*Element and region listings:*
- - - - - - -

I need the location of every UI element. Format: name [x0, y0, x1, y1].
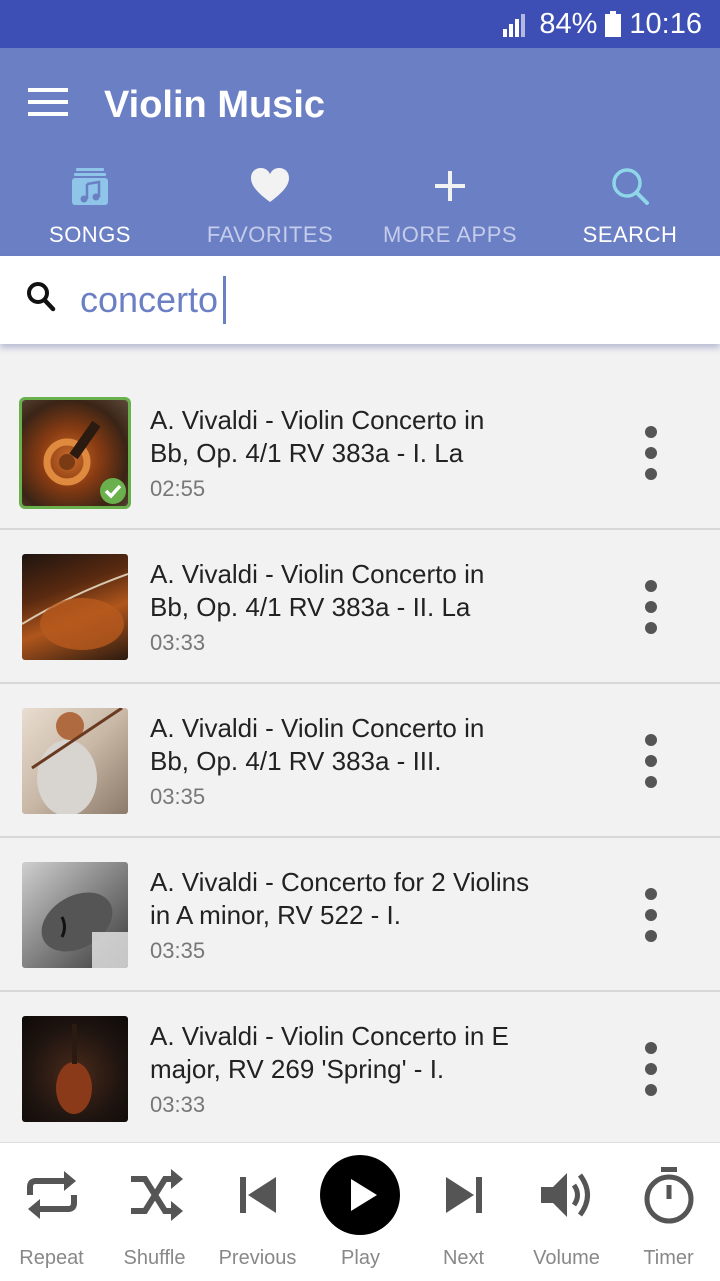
song-title: A. Vivaldi - Violin Concerto in Bb, Op. …: [150, 713, 485, 776]
tab-favorites-label: FAVORITES: [206, 222, 334, 247]
tab-favorites[interactable]: FAVORITES: [180, 158, 360, 256]
timer-label: Timer: [643, 1247, 694, 1269]
song-thumbnail: [19, 397, 131, 509]
tab-search[interactable]: SEARCH: [540, 158, 720, 256]
song-row[interactable]: A. Vivaldi - Violin Concerto in Bb, Op. …: [0, 530, 720, 684]
skip-previous-icon: [240, 1177, 276, 1213]
song-thumbnail: [22, 554, 128, 660]
song-row[interactable]: A. Vivaldi - Violin Concerto in Bb, Op. …: [0, 376, 720, 530]
previous-label: Previous: [218, 1247, 297, 1269]
violinist-image: [31, 708, 123, 814]
text-cursor: [223, 276, 226, 324]
song-row[interactable]: A. Vivaldi - Violin Concerto in Bb, Op. …: [0, 684, 720, 838]
more-options-button[interactable]: [636, 888, 666, 942]
battery-percent: 84%: [539, 7, 598, 40]
menu-button[interactable]: [28, 88, 68, 120]
repeat-icon: [27, 1171, 77, 1219]
next-button[interactable]: Next: [412, 1143, 515, 1281]
timer-icon: [644, 1167, 694, 1224]
menu-icon: [28, 88, 68, 92]
play-label: Play: [341, 1247, 380, 1269]
song-list: A. Vivaldi - Violin Concerto in Bb, Op. …: [0, 376, 720, 1146]
search-icon: [612, 168, 649, 205]
shuffle-label: Shuffle: [123, 1247, 186, 1269]
more-options-button[interactable]: [636, 580, 666, 634]
volume-label: Volume: [533, 1247, 600, 1269]
search-field-icon: [27, 282, 56, 312]
song-duration: 03:35: [150, 784, 206, 809]
song-row[interactable]: A. Vivaldi - Concerto for 2 Violins in A…: [0, 838, 720, 992]
play-button[interactable]: Play: [309, 1143, 412, 1281]
song-thumbnail: [22, 862, 128, 968]
violin-bw-image: [41, 892, 128, 968]
shuffle-button[interactable]: Shuffle: [103, 1143, 206, 1281]
next-label: Next: [442, 1247, 485, 1269]
more-options-button[interactable]: [636, 1042, 666, 1096]
song-duration: 03:33: [150, 630, 206, 655]
plus-icon: [435, 171, 465, 201]
song-row[interactable]: A. Vivaldi - Violin Concerto in E major,…: [0, 992, 720, 1146]
battery-icon: [605, 11, 622, 37]
clock: 10:16: [629, 7, 702, 40]
violin-body-image: [22, 573, 128, 650]
app-title: Violin Music: [104, 84, 326, 126]
more-options-button[interactable]: [636, 734, 666, 788]
song-title: A. Vivaldi - Violin Concerto in Bb, Op. …: [150, 405, 485, 468]
volume-button[interactable]: Volume: [515, 1143, 618, 1281]
tab-songs-label: SONGS: [49, 222, 131, 247]
play-icon: [320, 1155, 400, 1235]
repeat-button[interactable]: Repeat: [0, 1143, 103, 1281]
violin-dark-image: [56, 1024, 92, 1114]
tab-songs[interactable]: SONGS: [0, 158, 180, 256]
more-options-button[interactable]: [636, 426, 666, 480]
music-note-icon: [72, 168, 108, 205]
song-duration: 03:33: [150, 1092, 206, 1117]
song-duration: 02:55: [150, 476, 206, 501]
timer-button[interactable]: Timer: [617, 1143, 720, 1281]
skip-next-icon: [446, 1177, 482, 1213]
status-area: 84% 10:16: [503, 6, 702, 42]
song-title: A. Vivaldi - Violin Concerto in Bb, Op. …: [150, 559, 485, 622]
selected-check-icon: [100, 478, 126, 504]
previous-button[interactable]: Previous: [206, 1143, 309, 1281]
volume-icon: [541, 1173, 590, 1217]
tab-more-apps[interactable]: MORE APPS: [360, 158, 540, 256]
signal-icon: [503, 14, 526, 37]
tab-bar: SONGS FAVORITES MORE APPS SEARCH: [0, 158, 720, 256]
shuffle-icon: [131, 1169, 183, 1221]
song-duration: 03:35: [150, 938, 206, 963]
tab-search-label: SEARCH: [582, 222, 678, 247]
song-title: A. Vivaldi - Concerto for 2 Violins in A…: [150, 867, 530, 930]
repeat-label: Repeat: [19, 1247, 84, 1269]
status-bar: 84% 10:16: [0, 0, 720, 48]
heart-icon: [251, 168, 289, 202]
song-title: A. Vivaldi - Violin Concerto in E major,…: [150, 1021, 509, 1084]
search-bar: [0, 256, 720, 344]
player-controls: Repeat Shuffle Previous Play Next Volume…: [0, 1142, 720, 1281]
song-thumbnail: [22, 1016, 128, 1122]
app-bar: Violin Music SONGS FAVORITES MORE APPS S…: [0, 48, 720, 256]
search-input[interactable]: [80, 274, 680, 326]
tab-more-apps-label: MORE APPS: [382, 222, 518, 247]
song-thumbnail: [22, 708, 128, 814]
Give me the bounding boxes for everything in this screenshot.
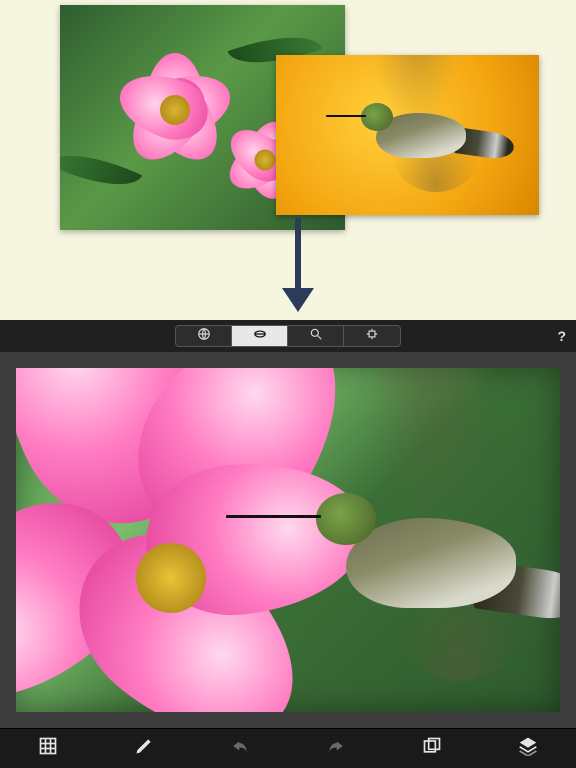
- composite-canvas[interactable]: [16, 368, 560, 712]
- main-toolbar: [0, 728, 576, 768]
- expand-icon: [365, 327, 379, 346]
- combine-arrow-icon: [282, 218, 314, 312]
- brush-icon: [134, 736, 154, 761]
- redo-button[interactable]: [306, 729, 366, 768]
- layers-icon: [518, 736, 538, 761]
- pan-mode-button[interactable]: [176, 326, 232, 346]
- overview-illustration: [0, 0, 576, 320]
- compare-button[interactable]: [402, 729, 462, 768]
- view-toolbar: ?: [0, 320, 576, 352]
- globe-icon: [197, 327, 211, 346]
- compare-icon: [422, 736, 442, 761]
- source-photo-b: [276, 55, 539, 215]
- layers-button[interactable]: [498, 729, 558, 768]
- view-mode-segmented: [175, 325, 401, 347]
- zoom-mode-button[interactable]: [288, 326, 344, 346]
- canvas-viewport[interactable]: [0, 352, 576, 728]
- grid-icon: [38, 736, 58, 761]
- editor-panel: ?: [0, 320, 576, 768]
- grid-button[interactable]: [18, 729, 78, 768]
- redo-icon: [325, 737, 347, 760]
- fit-mode-button[interactable]: [344, 326, 400, 346]
- search-icon: [309, 327, 323, 346]
- scroll-mode-button[interactable]: [232, 326, 288, 346]
- help-button[interactable]: ?: [557, 320, 566, 352]
- brush-button[interactable]: [114, 729, 174, 768]
- scroll-icon: [253, 327, 267, 346]
- help-label: ?: [557, 328, 566, 344]
- undo-icon: [229, 737, 251, 760]
- undo-button[interactable]: [210, 729, 270, 768]
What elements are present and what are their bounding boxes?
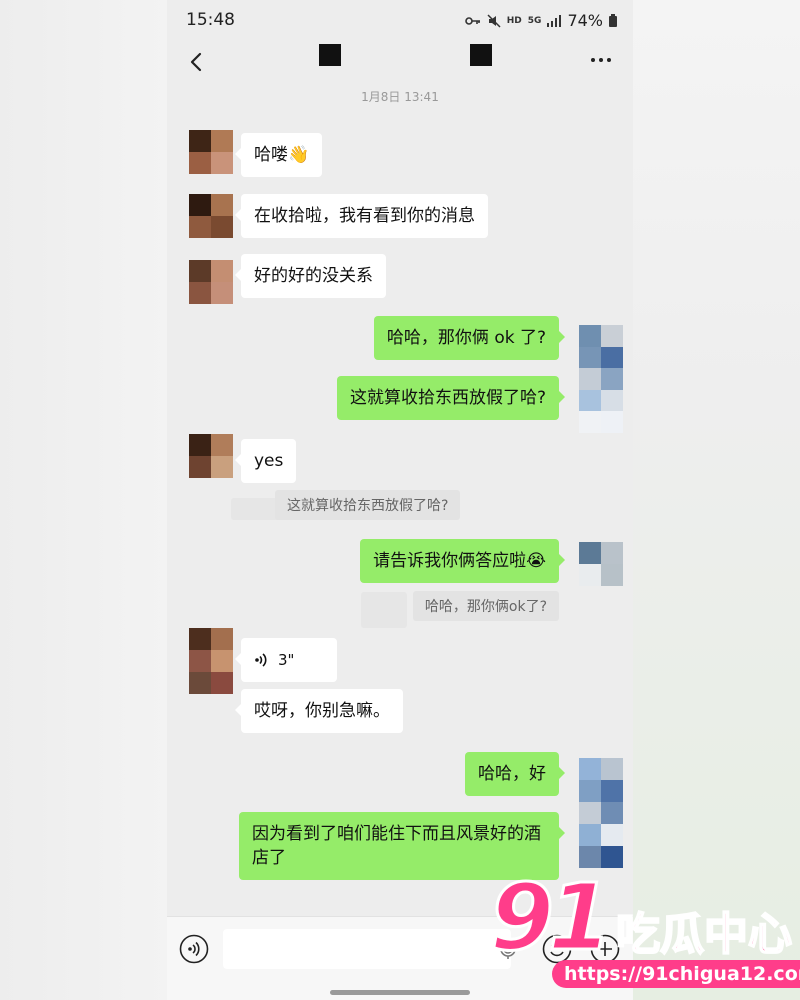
message-input[interactable] xyxy=(223,929,511,969)
battery-icon xyxy=(609,14,617,27)
quote-blur xyxy=(361,592,407,628)
5g-indicator: 5G xyxy=(527,15,542,26)
status-time: 15:48 xyxy=(186,10,235,30)
background-right xyxy=(633,0,800,1000)
voice-message-bubble[interactable]: 3" xyxy=(235,638,337,682)
message-bubble-incoming[interactable]: yes xyxy=(234,439,297,483)
watermark-url: https://91chigua12.com xyxy=(552,960,800,988)
signal-icon xyxy=(547,14,562,27)
avatar-self[interactable] xyxy=(579,325,623,433)
quoted-message[interactable]: 哈哈，那你俩ok了? xyxy=(412,591,559,621)
avatar[interactable] xyxy=(189,260,233,304)
avatar[interactable] xyxy=(189,194,233,238)
home-indicator[interactable] xyxy=(330,990,470,995)
back-arrow-icon[interactable] xyxy=(183,46,213,76)
chat-timestamp: 1月8日 13:41 xyxy=(361,90,439,104)
redaction-block xyxy=(319,44,341,66)
avatar-self[interactable] xyxy=(579,542,623,586)
message-bubble-incoming[interactable]: 哎呀，你别急嘛。 xyxy=(235,689,403,733)
hd-indicator: HD xyxy=(506,15,522,26)
message-bubble-outgoing[interactable]: 哈哈，那你俩 ok 了? xyxy=(373,316,566,360)
voice-duration: 3" xyxy=(278,651,295,669)
more-options-icon[interactable] xyxy=(589,50,613,70)
battery-level: 74% xyxy=(567,11,603,30)
avatar[interactable] xyxy=(189,628,233,694)
message-bubble-incoming[interactable]: 哈喽👋 xyxy=(234,133,323,177)
quoted-message[interactable]: 这就算收拾东西放假了哈? xyxy=(275,490,461,520)
mute-icon xyxy=(487,13,501,28)
avatar[interactable] xyxy=(189,130,233,174)
message-bubble-outgoing[interactable]: 哈哈，好 xyxy=(465,752,565,796)
voice-wave-icon xyxy=(255,653,267,667)
message-bubble-outgoing[interactable]: 请告诉我你俩答应啦😭 xyxy=(360,539,565,583)
message-bubble-incoming[interactable]: 好的好的没关系 xyxy=(235,254,386,298)
status-icons: HD 5G 74% xyxy=(464,11,617,30)
avatar[interactable] xyxy=(189,434,233,478)
background-left xyxy=(0,0,167,1000)
chat-nav-bar xyxy=(167,40,633,84)
quote-blur xyxy=(231,498,281,520)
avatar-self[interactable] xyxy=(579,758,623,868)
message-bubble-outgoing[interactable]: 这就算收拾东西放假了哈? xyxy=(336,376,566,420)
message-bubble-incoming[interactable]: 在收拾啦，我有看到你的消息 xyxy=(235,194,488,238)
watermark-number: 91 xyxy=(488,863,613,973)
key-icon xyxy=(464,16,480,25)
watermark: 91 吃瓜中心 https://91chigua12.com xyxy=(488,863,800,1000)
voice-input-icon[interactable] xyxy=(179,934,209,964)
phone-screen: 15:48 HD 5G 74% 1月8日 13:41 哈喽👋 在收拾啦，我有看到… xyxy=(167,0,633,1000)
watermark-name: 吃瓜中心 xyxy=(615,908,793,961)
redaction-block xyxy=(470,44,492,66)
status-bar: 15:48 HD 5G 74% xyxy=(167,0,633,40)
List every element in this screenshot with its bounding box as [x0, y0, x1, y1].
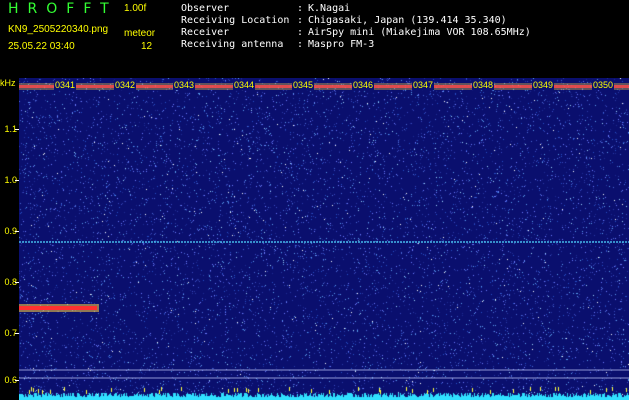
frequency-axis: kHz 1.1 1.0 0.9 0.8 0.7 0.6: [0, 78, 19, 400]
time-label: 0348: [472, 80, 495, 90]
event-count: 12: [141, 41, 153, 52]
meta-colon: :: [297, 27, 304, 38]
hrofft-window: HROFFT 1.00f KN9_2505220340.png 25.05.22…: [0, 0, 629, 400]
meteor-echo: [19, 306, 97, 310]
meta-label: Observer: [181, 3, 230, 14]
time-label: 0344: [233, 80, 256, 90]
time-label: 0349: [532, 80, 555, 90]
meta-colon: :: [297, 15, 304, 26]
time-label: 0345: [292, 80, 315, 90]
app-title: HROFFT: [8, 1, 118, 17]
meta-label: Receiving Location: [181, 15, 290, 26]
mode-label: meteor: [124, 28, 156, 39]
spectrogram-plot: 0341 0342 0343 0344 0345 0346 0347 0348 …: [19, 78, 629, 400]
meta-location: Receiving Location : Chigasaki, Japan (1…: [181, 15, 507, 27]
meta-colon: :: [297, 3, 304, 14]
meta-value: Chigasaki, Japan (139.414 35.340): [308, 15, 507, 26]
time-label: 0347: [412, 80, 435, 90]
time-label: 0350: [592, 80, 615, 90]
time-label: 0343: [173, 80, 196, 90]
meta-antenna: Receiving antenna : Maspro FM-3: [181, 39, 374, 51]
spectrogram-overlay: [19, 83, 629, 379]
file-name: KN9_2505220340.png: [8, 24, 109, 35]
meta-value: K.Nagai: [308, 3, 351, 14]
meta-observer: Observer : K.Nagai: [181, 3, 350, 15]
meta-receiver: Receiver : AirSpy mini (Miakejima VOR 10…: [181, 27, 531, 39]
time-label: 0341: [54, 80, 77, 90]
meta-value: Maspro FM-3: [308, 39, 375, 50]
capture-timestamp: 25.05.22 03:40: [8, 41, 75, 52]
app-version: 1.00f: [124, 3, 147, 14]
meta-value: AirSpy mini (Miakejima VOR 108.65MHz): [308, 27, 531, 38]
meta-colon: :: [297, 39, 304, 50]
time-label: 0342: [114, 80, 137, 90]
meta-label: Receiving antenna: [181, 39, 284, 50]
meta-label: Receiver: [181, 27, 230, 38]
axis-unit-label: kHz: [0, 78, 16, 88]
time-label: 0346: [352, 80, 375, 90]
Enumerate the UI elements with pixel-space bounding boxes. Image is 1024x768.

- - - - - - -

*To do:* Repeat the lines of the listing from the one containing "713, 485, 776]" through the one containing "376, 720, 530]", including both of those lines.

*Task response:*
song-title: A. Vivaldi - Violin Concerto in Bb, Op. …: [150, 713, 485, 776]
tab-favorites-label: FAVORITES: [206, 222, 334, 247]
tab-favorites[interactable]: FAVORITES: [180, 158, 360, 256]
timer-label: Timer: [643, 1247, 694, 1269]
song-thumbnail: [19, 397, 131, 509]
tab-search[interactable]: SEARCH: [540, 158, 720, 256]
song-row[interactable]: A. Vivaldi - Violin Concerto in Bb, Op. …: [0, 530, 720, 684]
skip-previous-icon: [240, 1177, 276, 1213]
song-thumbnail: [22, 554, 128, 660]
song-row[interactable]: A. Vivaldi - Violin Concerto in Bb, Op. …: [0, 376, 720, 530]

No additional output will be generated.